Task
Copy each line of the data below exactly, leaving out pictures.
* start *
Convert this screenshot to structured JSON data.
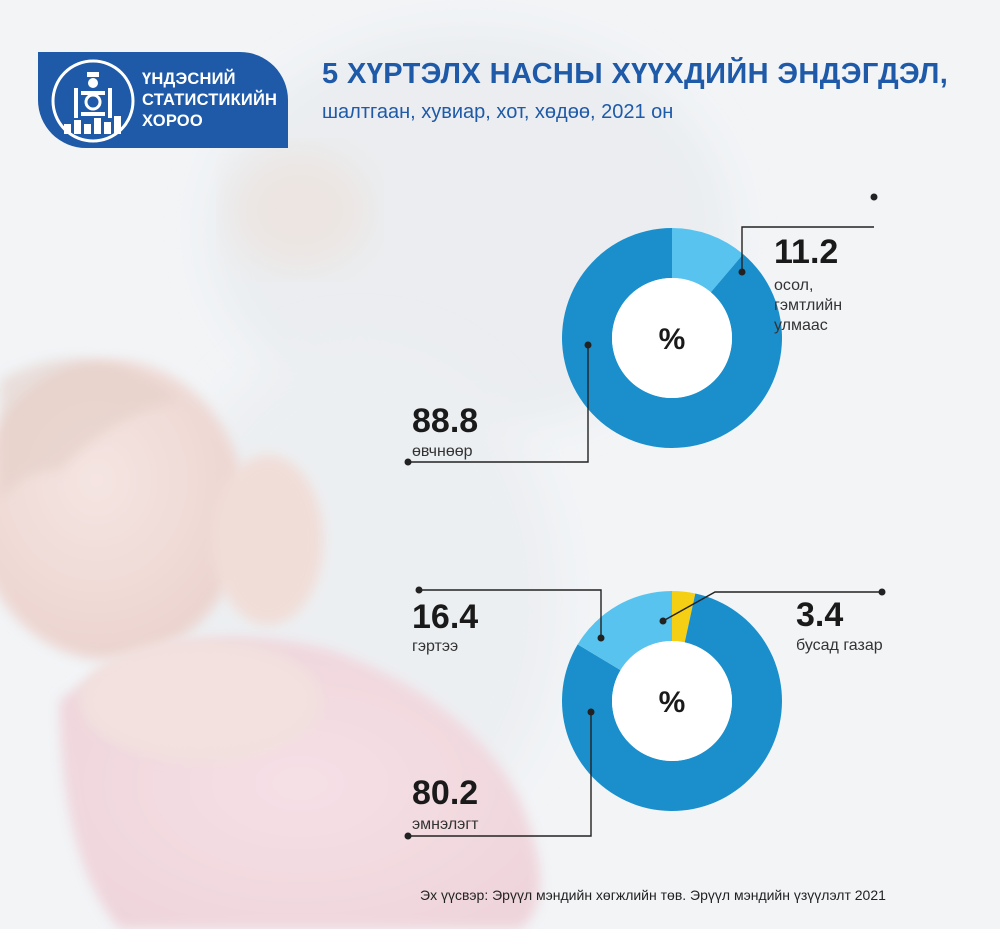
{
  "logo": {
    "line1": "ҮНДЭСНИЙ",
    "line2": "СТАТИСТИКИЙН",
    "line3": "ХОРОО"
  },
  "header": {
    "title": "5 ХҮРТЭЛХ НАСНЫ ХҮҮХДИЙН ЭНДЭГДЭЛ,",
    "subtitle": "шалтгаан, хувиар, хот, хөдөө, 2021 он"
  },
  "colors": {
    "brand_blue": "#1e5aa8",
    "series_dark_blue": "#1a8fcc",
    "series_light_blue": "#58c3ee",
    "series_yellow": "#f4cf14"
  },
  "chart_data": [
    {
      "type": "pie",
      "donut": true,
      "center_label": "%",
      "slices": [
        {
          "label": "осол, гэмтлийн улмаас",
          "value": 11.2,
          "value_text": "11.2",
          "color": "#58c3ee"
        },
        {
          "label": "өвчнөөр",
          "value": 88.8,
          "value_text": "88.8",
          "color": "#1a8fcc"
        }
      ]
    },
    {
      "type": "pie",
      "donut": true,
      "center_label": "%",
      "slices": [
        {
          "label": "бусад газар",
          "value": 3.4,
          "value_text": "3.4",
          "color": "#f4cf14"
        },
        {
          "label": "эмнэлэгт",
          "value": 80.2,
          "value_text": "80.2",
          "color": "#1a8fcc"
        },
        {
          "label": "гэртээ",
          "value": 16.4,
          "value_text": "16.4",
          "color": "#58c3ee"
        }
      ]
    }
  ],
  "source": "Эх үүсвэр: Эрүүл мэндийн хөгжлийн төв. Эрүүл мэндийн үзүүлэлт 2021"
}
* end *
Written solution
Convert this screenshot to structured JSON data.
{
  "logo": {
    "line1": "ҮНДЭСНИЙ",
    "line2": "СТАТИСТИКИЙН",
    "line3": "ХОРОО"
  },
  "header": {
    "title": "5 ХҮРТЭЛХ НАСНЫ ХҮҮХДИЙН ЭНДЭГДЭЛ,",
    "subtitle": "шалтгаан, хувиар, хот, хөдөө, 2021 он"
  },
  "colors": {
    "brand_blue": "#1e5aa8",
    "series_dark_blue": "#1a8fcc",
    "series_light_blue": "#58c3ee",
    "series_yellow": "#f4cf14"
  },
  "chart_data": [
    {
      "type": "pie",
      "donut": true,
      "center_label": "%",
      "slices": [
        {
          "label": "осол, гэмтлийн улмаас",
          "value": 11.2,
          "value_text": "11.2",
          "color": "#58c3ee"
        },
        {
          "label": "өвчнөөр",
          "value": 88.8,
          "value_text": "88.8",
          "color": "#1a8fcc"
        }
      ]
    },
    {
      "type": "pie",
      "donut": true,
      "center_label": "%",
      "slices": [
        {
          "label": "бусад газар",
          "value": 3.4,
          "value_text": "3.4",
          "color": "#f4cf14"
        },
        {
          "label": "эмнэлэгт",
          "value": 80.2,
          "value_text": "80.2",
          "color": "#1a8fcc"
        },
        {
          "label": "гэртээ",
          "value": 16.4,
          "value_text": "16.4",
          "color": "#58c3ee"
        }
      ]
    }
  ],
  "source": "Эх үүсвэр: Эрүүл мэндийн хөгжлийн төв. Эрүүл мэндийн үзүүлэлт 2021"
}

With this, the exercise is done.